**Reading passage:**
To conclude, we think that the role of mitochondria during platelet aggregation deserves more detailed investigation which extends the frame of this manuscript and could be the advance of our project in future studies investigating the metabolism of platelets during hemostasis.

We added into the manuscript new figure (Figure 8) and following text:

Discussion section:

Lastly, we investigated the relationship between markers of PLT activation and mitochondrial respiration (Figure 8) by taking together data from all groups and performing regression analysis [49]. We did not find an apparent pattern, since all r2 values were quite low (data not shown). The highest correlation was found for the S pathway, when expressed as a relative FCR (r2 = 0.266; Figure 8A) suggesting a possible trend, especially when we paired results of PLT from different donors (Figure 8B).

Noteworthy, PLT isolated by PA from each donor were less activated and had lower respiration in S-pathway. Our results, however, do not demonstrate causality between PLT activation and differences in mitochondrial respiration, since we do not provide any data regarding negative and positive controls. This is one of the limitations of our study and to further clarify this phenomenon, more experiments using specific PLT activators and inhibitors are necessary. Second limitation of this study is that we do not provide data on PLT aggregatory functions. Considering that PLT activation to certain level is still a reversible process, specific measurements must be performed (such as optical aggregometry). In this study we demonstrated, that HRR is a method sensitive enough to study PLT metabolism, but to further investigate PLT metabolism during hemostasis exceeds the framework of this manuscript. Advantage of this study is that we provide a respirometry reference values of human PLT isolated by protocol acknowledged by international project MitoEAGLE [5] allowing our results to be used in comparative mitochondrial physiology in future projects.

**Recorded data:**
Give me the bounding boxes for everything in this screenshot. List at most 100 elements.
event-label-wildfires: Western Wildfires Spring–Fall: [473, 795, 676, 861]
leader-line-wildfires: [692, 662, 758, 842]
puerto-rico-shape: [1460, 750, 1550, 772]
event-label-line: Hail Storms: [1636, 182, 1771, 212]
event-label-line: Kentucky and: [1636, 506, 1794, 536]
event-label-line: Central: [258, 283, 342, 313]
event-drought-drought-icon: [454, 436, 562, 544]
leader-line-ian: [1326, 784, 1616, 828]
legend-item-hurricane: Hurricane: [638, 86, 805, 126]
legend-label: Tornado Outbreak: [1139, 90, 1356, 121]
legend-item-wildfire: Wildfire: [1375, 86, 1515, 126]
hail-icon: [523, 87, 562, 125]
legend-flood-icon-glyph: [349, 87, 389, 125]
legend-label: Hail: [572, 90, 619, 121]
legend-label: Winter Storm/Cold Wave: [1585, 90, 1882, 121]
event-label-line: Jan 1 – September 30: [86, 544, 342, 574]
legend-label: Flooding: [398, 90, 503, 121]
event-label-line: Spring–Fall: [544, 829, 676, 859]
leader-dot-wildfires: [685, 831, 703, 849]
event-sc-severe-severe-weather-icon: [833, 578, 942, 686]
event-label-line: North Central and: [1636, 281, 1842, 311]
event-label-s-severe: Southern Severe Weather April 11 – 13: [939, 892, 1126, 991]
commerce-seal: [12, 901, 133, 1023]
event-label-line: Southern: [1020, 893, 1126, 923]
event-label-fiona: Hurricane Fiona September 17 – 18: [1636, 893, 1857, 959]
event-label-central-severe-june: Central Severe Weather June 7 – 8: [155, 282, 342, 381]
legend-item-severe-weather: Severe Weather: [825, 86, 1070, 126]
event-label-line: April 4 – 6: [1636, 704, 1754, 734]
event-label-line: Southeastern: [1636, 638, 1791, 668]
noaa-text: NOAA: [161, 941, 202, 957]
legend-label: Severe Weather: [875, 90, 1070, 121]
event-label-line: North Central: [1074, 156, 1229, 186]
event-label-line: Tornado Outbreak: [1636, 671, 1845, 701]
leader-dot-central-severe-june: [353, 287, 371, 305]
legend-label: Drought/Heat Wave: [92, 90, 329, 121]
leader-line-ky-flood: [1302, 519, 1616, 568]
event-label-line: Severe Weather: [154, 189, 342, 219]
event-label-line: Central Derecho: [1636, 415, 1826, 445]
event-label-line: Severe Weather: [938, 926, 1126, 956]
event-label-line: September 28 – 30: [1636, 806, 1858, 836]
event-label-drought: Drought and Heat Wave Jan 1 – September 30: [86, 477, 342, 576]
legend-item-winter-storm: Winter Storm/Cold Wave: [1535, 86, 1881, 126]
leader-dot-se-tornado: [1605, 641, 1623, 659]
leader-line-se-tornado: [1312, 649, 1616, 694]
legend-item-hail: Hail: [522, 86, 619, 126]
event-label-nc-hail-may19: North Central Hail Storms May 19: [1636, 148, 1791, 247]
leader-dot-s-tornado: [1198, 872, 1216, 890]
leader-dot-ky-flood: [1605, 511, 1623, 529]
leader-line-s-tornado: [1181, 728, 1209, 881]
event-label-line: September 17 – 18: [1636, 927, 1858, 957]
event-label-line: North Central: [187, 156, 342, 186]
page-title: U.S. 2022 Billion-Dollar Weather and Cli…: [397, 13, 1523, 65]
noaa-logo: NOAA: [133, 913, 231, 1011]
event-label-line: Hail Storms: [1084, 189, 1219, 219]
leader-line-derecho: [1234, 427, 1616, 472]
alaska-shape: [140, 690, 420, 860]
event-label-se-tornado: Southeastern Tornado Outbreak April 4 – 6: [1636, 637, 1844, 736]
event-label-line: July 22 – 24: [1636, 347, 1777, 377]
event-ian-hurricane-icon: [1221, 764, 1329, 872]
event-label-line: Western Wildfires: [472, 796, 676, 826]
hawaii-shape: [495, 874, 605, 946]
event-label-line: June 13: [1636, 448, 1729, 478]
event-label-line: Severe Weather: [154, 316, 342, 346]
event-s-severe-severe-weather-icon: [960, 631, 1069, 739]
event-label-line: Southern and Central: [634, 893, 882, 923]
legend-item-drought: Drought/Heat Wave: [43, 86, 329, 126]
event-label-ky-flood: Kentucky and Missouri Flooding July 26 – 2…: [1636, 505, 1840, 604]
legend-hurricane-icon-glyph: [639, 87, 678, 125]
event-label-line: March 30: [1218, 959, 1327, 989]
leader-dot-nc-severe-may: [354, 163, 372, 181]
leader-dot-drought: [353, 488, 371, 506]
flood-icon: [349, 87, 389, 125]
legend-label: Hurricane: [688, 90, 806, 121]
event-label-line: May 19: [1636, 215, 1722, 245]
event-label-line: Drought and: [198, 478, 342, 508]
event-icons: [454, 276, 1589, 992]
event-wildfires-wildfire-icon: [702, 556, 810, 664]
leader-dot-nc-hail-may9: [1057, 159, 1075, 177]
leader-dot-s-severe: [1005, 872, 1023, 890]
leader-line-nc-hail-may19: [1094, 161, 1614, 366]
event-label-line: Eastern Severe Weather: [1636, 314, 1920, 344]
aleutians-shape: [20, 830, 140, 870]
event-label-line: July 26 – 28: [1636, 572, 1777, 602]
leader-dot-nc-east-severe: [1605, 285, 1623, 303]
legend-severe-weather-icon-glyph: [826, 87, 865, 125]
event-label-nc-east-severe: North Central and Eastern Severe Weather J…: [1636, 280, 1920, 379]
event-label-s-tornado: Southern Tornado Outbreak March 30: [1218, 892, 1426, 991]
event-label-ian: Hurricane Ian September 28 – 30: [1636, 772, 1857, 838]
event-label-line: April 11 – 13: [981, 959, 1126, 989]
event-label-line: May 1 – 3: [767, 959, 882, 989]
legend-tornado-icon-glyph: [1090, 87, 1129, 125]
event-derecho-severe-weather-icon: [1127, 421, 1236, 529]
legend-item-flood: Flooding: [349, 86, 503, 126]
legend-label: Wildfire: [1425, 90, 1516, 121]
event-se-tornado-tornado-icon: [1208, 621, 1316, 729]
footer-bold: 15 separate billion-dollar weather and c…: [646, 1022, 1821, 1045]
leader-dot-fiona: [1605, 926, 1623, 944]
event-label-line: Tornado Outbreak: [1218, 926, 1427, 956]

**Instructions:**
• 1. According to the passage on platelet respiration, which pathway showed the highest correlation with markers of platelet activation?
• 2. Set down, word for word, the stretch of the passage on platelet respiration from "To conclude, we" through "platelets during hemostasis.".

**Answers by item number:**
• 1. The S pathway, when expressed as a relative FCR (r2 = 0.266).

• 2.
To conclude, we think that the role of mitochondria during platelet aggregation deserves more detailed investigation which extends the frame of this manuscript and could be the advance of our project in future studies investigating the metabolism of platelets during hemostasis.